■ Consignes de travail:
1. D'après l'extrait fourni, depuis quelle date la loi 25 est-elle en vigueur ?
2. Transcrivez sans rien changer le passage de l'extrait fourni qui s'ouvre sur les mots contenant « Les organismes publics sont » et se ferme sur « (lire l’autre texte). ».

■ Extrait fourni:
______

PAUL-ROBERT RAYMOND praymond@lesoleil.com

En vigueur depuis le 22 septembre 2022, la loi 25 — ou si vous préférez la Loi modernisant des dispositions législatives en matière de protection des renseignements personnels dans le secteur privé — vise toutes les entreprises, petites ou grosses. Êtes-vous prêts à prendre le virage?

Les organismes publics sont aussi concernés par cette nouvelle loi. «Cette importante réforme touche chaque entreprise, chaque organisme public et chaque citoyen», résumait dans un communiqué la présidente de la Commission d’accès à l’information du Québec (CAI), Me Diane Poitras, le 22 septembre.

«Une protection accrue des renseignements personnels et de nouveaux droits pour le citoyen, une gestion des renseignements personnels plus responsable et transparente par les organismes publics et les entreprises : voilà les principales promesses de ces changements», ajoutait-elle.

Toutefois, ne vous attendez pas à voir débarquer la CAI dans vos bureaux demain matin. Les entreprises et organismes devront prendre certaines mesures d’ici le 22 septembre 2024 (lire l’autre texte).

______

■ Enregistrements fournis:
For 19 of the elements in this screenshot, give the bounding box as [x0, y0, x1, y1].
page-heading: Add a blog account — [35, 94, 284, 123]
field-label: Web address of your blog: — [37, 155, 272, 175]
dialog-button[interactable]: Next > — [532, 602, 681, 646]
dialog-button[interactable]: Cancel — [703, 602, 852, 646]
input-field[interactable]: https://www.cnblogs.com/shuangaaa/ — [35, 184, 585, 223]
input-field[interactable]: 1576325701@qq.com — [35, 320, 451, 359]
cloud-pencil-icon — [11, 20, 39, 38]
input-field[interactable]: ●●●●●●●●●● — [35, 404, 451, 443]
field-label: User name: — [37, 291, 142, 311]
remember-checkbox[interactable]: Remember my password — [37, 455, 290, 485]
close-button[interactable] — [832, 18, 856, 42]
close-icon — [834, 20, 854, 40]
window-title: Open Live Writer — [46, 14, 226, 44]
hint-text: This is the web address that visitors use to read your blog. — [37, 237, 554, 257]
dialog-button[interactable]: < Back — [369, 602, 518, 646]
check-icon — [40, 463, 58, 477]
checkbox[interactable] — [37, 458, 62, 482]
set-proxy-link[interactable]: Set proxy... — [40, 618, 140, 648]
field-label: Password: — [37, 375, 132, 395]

______

■ Réponses aux consignes:
1. Depuis le 22 septembre 2022.

2.
Les organismes publics sont aussi concernés par cette nouvelle loi. «Cette importante réforme touche chaque entreprise, chaque organisme public et chaque citoyen», résumait dans un communiqué la présidente de la Commission d’accès à l’information du Québec (CAI), Me Diane Poitras, le 22 septembre.

«Une protection accrue des renseignements personnels et de nouveaux droits pour le citoyen, une gestion des renseignements personnels plus responsable et transparente par les organismes publics et les entreprises : voilà les principales promesses de ces changements», ajoutait-elle.

Toutefois, ne vous attendez pas à voir débarquer la CAI dans vos bureaux demain matin. Les entreprises et organismes devront prendre certaines mesures d’ici le 22 septembre 2024 (lire l’autre texte).